- [Your instructions]: Will you give the material below again, every line exactly as it is?

- [Provided records]:

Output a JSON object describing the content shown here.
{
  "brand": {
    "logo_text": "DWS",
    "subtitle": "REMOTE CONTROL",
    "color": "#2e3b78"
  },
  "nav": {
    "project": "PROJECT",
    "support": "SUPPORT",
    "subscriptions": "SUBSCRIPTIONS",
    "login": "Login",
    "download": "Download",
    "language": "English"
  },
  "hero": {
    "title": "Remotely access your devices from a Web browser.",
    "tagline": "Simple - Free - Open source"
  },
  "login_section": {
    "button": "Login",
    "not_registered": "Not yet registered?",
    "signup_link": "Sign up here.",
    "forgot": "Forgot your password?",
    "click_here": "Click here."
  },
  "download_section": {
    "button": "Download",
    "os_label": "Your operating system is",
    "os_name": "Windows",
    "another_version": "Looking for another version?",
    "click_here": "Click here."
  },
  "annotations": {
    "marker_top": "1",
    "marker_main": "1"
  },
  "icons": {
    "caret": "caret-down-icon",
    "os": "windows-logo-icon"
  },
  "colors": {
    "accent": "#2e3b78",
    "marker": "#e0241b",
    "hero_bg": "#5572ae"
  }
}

- [Completed exercise]:
Output a JSON object describing the content shown here.
{
  "brand": {
    "logo_text": "DWS",
    "subtitle": "REMOTE CONTROL",
    "color": "#2e3b78"
  },
  "nav": {
    "project": "PROJECT",
    "support": "SUPPORT",
    "subscriptions": "SUBSCRIPTIONS",
    "login": "Login",
    "download": "Download",
    "language": "English"
  },
  "hero": {
    "title": "Remotely access your devices from a Web browser.",
    "tagline": "Simple - Free - Open source"
  },
  "login_section": {
    "button": "Login",
    "not_registered": "Not yet registered?",
    "signup_link": "Sign up here.",
    "forgot": "Forgot your password?",
    "click_here": "Click here."
  },
  "download_section": {
    "button": "Download",
    "os_label": "Your operating system is",
    "os_name": "Windows",
    "another_version": "Looking for another version?",
    "click_here": "Click here."
  },
  "annotations": {
    "marker_top": "1",
    "marker_main": "1"
  },
  "icons": {
    "caret": "caret-down-icon",
    "os": "windows-logo-icon"
  },
  "colors": {
    "accent": "#2e3b78",
    "marker": "#e0241b",
    "hero_bg": "#5572ae"
  }
}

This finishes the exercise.